Saved data entries:
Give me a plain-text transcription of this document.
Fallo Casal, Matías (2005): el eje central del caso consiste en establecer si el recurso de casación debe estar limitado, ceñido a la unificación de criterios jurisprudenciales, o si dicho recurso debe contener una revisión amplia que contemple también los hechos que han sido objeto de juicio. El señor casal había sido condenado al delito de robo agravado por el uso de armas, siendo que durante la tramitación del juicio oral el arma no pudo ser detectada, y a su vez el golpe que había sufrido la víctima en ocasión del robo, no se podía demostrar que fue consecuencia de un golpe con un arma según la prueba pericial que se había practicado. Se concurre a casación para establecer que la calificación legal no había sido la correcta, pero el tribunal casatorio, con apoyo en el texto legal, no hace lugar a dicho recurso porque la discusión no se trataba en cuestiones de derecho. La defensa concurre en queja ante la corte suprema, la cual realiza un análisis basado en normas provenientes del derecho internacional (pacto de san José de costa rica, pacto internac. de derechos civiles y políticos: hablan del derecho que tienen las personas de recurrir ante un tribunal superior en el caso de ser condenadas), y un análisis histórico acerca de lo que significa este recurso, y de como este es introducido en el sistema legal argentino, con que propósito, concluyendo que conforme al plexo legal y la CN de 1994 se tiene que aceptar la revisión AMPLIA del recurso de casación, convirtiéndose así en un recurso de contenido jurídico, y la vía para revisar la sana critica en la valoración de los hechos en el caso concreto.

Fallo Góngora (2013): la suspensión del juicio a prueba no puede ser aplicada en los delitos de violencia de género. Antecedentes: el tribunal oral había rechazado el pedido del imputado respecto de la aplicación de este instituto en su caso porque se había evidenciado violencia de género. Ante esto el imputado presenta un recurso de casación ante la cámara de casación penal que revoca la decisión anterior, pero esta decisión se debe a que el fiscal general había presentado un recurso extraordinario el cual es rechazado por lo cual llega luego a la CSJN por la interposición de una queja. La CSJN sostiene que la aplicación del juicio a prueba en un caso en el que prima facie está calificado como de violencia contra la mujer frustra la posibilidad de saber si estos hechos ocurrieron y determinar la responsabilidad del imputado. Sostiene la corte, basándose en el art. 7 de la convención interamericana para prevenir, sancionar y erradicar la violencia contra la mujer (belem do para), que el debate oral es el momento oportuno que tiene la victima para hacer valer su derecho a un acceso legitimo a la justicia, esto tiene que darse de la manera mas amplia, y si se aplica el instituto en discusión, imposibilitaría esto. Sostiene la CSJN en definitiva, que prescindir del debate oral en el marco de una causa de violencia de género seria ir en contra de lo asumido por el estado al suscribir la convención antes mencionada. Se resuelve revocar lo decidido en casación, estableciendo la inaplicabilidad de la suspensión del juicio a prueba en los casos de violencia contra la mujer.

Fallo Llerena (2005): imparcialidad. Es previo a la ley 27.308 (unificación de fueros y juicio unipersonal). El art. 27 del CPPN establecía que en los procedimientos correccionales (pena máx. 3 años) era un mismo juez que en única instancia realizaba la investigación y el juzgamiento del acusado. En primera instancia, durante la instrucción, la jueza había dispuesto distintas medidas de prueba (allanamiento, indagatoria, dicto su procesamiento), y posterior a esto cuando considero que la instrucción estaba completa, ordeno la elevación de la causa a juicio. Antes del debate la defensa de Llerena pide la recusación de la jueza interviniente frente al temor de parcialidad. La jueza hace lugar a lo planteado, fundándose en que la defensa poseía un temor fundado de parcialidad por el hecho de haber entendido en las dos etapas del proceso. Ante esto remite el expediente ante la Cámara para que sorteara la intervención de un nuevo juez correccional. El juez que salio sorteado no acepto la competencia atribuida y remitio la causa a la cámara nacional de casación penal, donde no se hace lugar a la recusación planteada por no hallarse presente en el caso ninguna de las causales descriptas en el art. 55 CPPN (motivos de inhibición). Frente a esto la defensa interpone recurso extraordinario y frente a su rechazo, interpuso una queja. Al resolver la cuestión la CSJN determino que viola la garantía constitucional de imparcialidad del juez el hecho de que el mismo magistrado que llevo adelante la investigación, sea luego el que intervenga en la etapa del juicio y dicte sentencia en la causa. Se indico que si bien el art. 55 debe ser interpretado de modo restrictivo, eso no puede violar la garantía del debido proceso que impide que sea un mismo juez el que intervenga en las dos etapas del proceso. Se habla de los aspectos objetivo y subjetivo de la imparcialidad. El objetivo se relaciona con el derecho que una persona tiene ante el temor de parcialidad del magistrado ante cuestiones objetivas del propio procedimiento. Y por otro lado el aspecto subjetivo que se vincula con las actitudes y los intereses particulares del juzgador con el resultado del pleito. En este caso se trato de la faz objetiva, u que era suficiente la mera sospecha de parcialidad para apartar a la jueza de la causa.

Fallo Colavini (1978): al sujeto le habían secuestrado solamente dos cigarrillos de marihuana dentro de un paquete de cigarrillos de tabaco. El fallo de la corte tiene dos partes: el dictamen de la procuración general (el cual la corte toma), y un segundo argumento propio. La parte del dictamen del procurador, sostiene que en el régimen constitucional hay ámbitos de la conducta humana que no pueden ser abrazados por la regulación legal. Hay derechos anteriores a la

Objective: Print all of the entries exactly as they appear.

Response below:
Give me a plain-text transcription of this document.
Fallo Casal, Matías (2005): el eje central del caso consiste en establecer si el recurso de casación debe estar limitado, ceñido a la unificación de criterios jurisprudenciales, o si dicho recurso debe contener una revisión amplia que contemple también los hechos que han sido objeto de juicio. El señor casal había sido condenado al delito de robo agravado por el uso de armas, siendo que durante la tramitación del juicio oral el arma no pudo ser detectada, y a su vez el golpe que había sufrido la víctima en ocasión del robo, no se podía demostrar que fue consecuencia de un golpe con un arma según la prueba pericial que se había practicado. Se concurre a casación para establecer que la calificación legal no había sido la correcta, pero el tribunal casatorio, con apoyo en el texto legal, no hace lugar a dicho recurso porque la discusión no se trataba en cuestiones de derecho. La defensa concurre en queja ante la corte suprema, la cual realiza un análisis basado en normas provenientes del derecho internacional (pacto de san José de costa rica, pacto internac. de derechos civiles y políticos: hablan del derecho que tienen las personas de recurrir ante un tribunal superior en el caso de ser condenadas), y un análisis histórico acerca de lo que significa este recurso, y de como este es introducido en el sistema legal argentino, con que propósito, concluyendo que conforme al plexo legal y la CN de 1994 se tiene que aceptar la revisión AMPLIA del recurso de casación, convirtiéndose así en un recurso de contenido jurídico, y la vía para revisar la sana critica en la valoración de los hechos en el caso concreto.

Fallo Góngora (2013): la suspensión del juicio a prueba no puede ser aplicada en los delitos de violencia de género. Antecedentes: el tribunal oral había rechazado el pedido del imputado respecto de la aplicación de este instituto en su caso porque se había evidenciado violencia de género. Ante esto el imputado presenta un recurso de casación ante la cámara de casación penal que revoca la decisión anterior, pero esta decisión se debe a que el fiscal general había presentado un recurso extraordinario el cual es rechazado por lo cual llega luego a la CSJN por la interposición de una queja. La CSJN sostiene que la aplicación del juicio a prueba en un caso en el que prima facie está calificado como de violencia contra la mujer frustra la posibilidad de saber si estos hechos ocurrieron y determinar la responsabilidad del imputado. Sostiene la corte, basándose en el art. 7 de la convención interamericana para prevenir, sancionar y erradicar la violencia contra la mujer (belem do para), que el debate oral es el momento oportuno que tiene la victima para hacer valer su derecho a un acceso legitimo a la justicia, esto tiene que darse de la manera mas amplia, y si se aplica el instituto en discusión, imposibilitaría esto. Sostiene la CSJN en definitiva, que prescindir del debate oral en el marco de una causa de violencia de género seria ir en contra de lo asumido por el estado al suscribir la convención antes mencionada. Se resuelve revocar lo decidido en casación, estableciendo la inaplicabilidad de la suspensión del juicio a prueba en los casos de violencia contra la mujer.

Fallo Llerena (2005): imparcialidad. Es previo a la ley 27.308 (unificación de fueros y juicio unipersonal). El art. 27 del CPPN establecía que en los procedimientos correccionales (pena máx. 3 años) era un mismo juez que en única instancia realizaba la investigación y el juzgamiento del acusado. En primera instancia, durante la instrucción, la jueza había dispuesto distintas medidas de prueba (allanamiento, indagatoria, dicto su procesamiento), y posterior a esto cuando considero que la instrucción estaba completa, ordeno la elevación de la causa a juicio. Antes del debate la defensa de Llerena pide la recusación de la jueza interviniente frente al temor de parcialidad. La jueza hace lugar a lo planteado, fundándose en que la defensa poseía un temor fundado de parcialidad por el hecho de haber entendido en las dos etapas del proceso. Ante esto remite el expediente ante la Cámara para que sorteara la intervención de un nuevo juez correccional. El juez que salio sorteado no acepto la competencia atribuida y remitio la causa a la cámara nacional de casación penal, donde no se hace lugar a la recusación planteada por no hallarse presente en el caso ninguna de las causales descriptas en el art. 55 CPPN (motivos de inhibición). Frente a esto la defensa interpone recurso extraordinario y frente a su rechazo, interpuso una queja. Al resolver la cuestión la CSJN determino que viola la garantía constitucional de imparcialidad del juez el hecho de que el mismo magistrado que llevo adelante la investigación, sea luego el que intervenga en la etapa del juicio y dicte sentencia en la causa. Se indico que si bien el art. 55 debe ser interpretado de modo restrictivo, eso no puede violar la garantía del debido proceso que impide que sea un mismo juez el que intervenga en las dos etapas del proceso. Se habla de los aspectos objetivo y subjetivo de la imparcialidad. El objetivo se relaciona con el derecho que una persona tiene ante el temor de parcialidad del magistrado ante cuestiones objetivas del propio procedimiento. Y por otro lado el aspecto subjetivo que se vincula con las actitudes y los intereses particulares del juzgador con el resultado del pleito. En este caso se trato de la faz objetiva, u que era suficiente la mera sospecha de parcialidad para apartar a la jueza de la causa.

Fallo Colavini (1978): al sujeto le habían secuestrado solamente dos cigarrillos de marihuana dentro de un paquete de cigarrillos de tabaco. El fallo de la corte tiene dos partes: el dictamen de la procuración general (el cual la corte toma), y un segundo argumento propio. La parte del dictamen del procurador, sostiene que en el régimen constitucional hay ámbitos de la conducta humana que no pueden ser abrazados por la regulación legal. Hay derechos anteriores a la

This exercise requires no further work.